** SHORT EXERCISE **
What is the count of lines that hold the word "compartilhe"? Give only the number.

** DATA FOR THE TASK **
==*==
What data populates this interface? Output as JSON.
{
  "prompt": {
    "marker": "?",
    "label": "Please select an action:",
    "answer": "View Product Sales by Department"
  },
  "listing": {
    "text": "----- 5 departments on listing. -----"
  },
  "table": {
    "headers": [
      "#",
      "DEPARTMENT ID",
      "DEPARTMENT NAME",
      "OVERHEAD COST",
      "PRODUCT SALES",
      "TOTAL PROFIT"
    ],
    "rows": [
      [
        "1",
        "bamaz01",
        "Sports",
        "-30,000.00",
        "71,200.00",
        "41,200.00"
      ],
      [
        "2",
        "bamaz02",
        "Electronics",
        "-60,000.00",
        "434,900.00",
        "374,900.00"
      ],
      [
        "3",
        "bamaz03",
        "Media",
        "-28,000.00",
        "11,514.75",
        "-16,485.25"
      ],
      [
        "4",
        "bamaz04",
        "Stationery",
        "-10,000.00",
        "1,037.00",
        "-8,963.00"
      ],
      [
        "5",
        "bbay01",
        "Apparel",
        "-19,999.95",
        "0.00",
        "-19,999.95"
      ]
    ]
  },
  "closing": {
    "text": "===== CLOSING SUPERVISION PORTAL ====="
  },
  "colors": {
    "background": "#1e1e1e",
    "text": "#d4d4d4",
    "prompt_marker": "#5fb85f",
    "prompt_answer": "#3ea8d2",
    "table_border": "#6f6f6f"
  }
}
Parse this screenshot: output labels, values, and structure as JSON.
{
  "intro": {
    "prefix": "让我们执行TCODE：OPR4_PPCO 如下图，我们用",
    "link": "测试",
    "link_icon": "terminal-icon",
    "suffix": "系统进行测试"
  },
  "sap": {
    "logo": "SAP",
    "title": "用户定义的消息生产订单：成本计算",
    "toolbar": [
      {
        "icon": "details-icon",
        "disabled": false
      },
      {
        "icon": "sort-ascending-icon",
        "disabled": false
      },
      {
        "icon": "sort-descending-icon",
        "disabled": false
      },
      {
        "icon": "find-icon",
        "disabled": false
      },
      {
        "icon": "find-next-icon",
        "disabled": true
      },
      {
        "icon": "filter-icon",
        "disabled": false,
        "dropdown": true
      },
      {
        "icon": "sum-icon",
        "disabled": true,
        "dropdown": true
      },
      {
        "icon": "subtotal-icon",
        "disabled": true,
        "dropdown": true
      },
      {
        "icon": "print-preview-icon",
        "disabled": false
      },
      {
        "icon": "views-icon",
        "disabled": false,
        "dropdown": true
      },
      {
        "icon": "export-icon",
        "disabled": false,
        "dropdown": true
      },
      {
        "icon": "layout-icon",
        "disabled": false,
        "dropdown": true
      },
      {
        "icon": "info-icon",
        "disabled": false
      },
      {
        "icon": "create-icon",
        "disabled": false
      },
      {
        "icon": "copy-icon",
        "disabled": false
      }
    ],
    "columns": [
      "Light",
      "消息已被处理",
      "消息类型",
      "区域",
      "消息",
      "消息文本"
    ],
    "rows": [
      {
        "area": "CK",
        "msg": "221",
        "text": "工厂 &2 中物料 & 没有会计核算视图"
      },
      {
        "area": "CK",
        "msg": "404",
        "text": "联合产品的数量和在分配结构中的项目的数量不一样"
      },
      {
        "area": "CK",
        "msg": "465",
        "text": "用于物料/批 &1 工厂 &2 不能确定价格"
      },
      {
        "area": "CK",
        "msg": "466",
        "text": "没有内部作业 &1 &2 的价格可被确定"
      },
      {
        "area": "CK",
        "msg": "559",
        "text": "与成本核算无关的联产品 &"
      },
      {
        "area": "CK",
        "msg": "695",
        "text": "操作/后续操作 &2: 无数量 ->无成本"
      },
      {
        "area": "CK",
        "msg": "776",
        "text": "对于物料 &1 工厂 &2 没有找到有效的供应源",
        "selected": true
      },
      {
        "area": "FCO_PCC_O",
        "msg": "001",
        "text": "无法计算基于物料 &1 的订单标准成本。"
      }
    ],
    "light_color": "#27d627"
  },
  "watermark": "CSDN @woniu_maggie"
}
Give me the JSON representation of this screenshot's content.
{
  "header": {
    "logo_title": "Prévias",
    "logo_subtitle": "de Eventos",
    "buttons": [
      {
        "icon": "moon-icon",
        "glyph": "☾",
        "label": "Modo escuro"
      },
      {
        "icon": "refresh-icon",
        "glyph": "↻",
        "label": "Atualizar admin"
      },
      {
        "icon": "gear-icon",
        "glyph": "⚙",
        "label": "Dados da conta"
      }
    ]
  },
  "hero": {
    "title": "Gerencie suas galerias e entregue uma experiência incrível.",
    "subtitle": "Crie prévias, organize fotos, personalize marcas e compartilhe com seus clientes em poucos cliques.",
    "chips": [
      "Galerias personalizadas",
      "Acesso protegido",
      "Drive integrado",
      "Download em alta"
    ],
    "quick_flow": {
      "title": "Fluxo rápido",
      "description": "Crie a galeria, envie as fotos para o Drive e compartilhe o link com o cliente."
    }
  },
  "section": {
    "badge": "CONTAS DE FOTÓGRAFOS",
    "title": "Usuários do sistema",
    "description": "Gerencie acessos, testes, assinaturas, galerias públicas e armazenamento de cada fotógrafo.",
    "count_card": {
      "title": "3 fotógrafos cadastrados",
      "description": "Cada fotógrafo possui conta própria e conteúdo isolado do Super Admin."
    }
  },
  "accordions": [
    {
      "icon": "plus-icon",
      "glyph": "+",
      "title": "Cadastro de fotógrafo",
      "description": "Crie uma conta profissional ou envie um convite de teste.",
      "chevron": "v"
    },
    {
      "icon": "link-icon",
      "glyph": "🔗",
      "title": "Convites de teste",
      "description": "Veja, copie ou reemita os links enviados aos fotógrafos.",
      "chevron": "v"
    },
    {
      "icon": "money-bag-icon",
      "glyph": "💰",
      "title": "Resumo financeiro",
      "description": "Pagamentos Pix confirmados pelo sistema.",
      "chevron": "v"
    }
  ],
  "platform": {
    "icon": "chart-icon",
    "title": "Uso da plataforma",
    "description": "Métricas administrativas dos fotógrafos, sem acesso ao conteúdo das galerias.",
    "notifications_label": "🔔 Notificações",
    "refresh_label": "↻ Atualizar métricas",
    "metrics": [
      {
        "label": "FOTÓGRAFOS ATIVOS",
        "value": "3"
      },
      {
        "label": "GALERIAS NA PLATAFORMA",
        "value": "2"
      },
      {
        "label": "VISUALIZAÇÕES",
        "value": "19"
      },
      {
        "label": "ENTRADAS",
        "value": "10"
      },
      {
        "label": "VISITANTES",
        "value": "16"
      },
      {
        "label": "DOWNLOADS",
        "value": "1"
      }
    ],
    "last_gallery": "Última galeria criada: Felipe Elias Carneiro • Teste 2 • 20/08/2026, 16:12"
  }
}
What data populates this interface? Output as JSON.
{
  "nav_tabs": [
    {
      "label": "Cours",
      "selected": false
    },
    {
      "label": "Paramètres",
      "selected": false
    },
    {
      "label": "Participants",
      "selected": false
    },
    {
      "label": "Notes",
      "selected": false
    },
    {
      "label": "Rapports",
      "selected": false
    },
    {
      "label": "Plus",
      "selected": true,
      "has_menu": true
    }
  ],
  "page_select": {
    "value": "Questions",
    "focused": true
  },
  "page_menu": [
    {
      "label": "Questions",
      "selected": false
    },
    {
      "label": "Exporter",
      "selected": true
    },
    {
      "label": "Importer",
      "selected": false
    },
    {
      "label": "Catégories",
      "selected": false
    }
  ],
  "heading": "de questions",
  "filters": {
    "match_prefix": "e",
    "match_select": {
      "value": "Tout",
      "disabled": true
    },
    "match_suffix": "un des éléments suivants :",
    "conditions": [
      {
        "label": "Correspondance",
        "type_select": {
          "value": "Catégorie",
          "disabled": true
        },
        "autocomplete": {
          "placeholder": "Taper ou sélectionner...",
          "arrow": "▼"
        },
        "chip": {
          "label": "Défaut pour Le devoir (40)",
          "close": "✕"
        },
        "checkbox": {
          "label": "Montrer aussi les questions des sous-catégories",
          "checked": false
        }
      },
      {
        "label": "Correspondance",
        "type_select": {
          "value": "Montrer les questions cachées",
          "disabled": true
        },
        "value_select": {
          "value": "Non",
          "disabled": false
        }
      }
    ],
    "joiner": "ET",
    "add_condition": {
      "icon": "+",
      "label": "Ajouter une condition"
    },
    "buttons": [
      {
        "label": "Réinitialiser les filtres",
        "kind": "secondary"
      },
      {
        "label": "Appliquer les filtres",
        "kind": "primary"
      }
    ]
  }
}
==*==
** THE ANSWER **
2